*What is being asked*. Each line containing the word "color" should be found and copied.
-- Start Information shown --
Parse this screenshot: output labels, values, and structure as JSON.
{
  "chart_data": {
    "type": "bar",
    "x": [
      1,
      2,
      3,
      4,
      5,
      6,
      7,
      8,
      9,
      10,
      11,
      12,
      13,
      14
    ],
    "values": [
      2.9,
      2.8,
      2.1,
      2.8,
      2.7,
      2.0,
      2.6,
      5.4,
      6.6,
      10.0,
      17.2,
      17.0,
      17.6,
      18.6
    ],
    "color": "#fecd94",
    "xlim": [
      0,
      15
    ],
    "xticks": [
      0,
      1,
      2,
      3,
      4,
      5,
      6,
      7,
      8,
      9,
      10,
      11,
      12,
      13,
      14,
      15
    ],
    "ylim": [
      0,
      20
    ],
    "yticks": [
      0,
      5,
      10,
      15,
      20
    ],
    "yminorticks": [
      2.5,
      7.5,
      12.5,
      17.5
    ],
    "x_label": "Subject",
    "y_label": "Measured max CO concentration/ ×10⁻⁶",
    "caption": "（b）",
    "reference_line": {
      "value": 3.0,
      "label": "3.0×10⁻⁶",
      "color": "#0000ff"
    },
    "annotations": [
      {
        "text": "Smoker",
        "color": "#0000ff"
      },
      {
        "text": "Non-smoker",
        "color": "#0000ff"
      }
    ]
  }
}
-- End Information shown --
*Result of this task*.
    "color": "#fecd94",
      "color": "#0000ff"
        "color": "#0000ff"
        "color": "#0000ff"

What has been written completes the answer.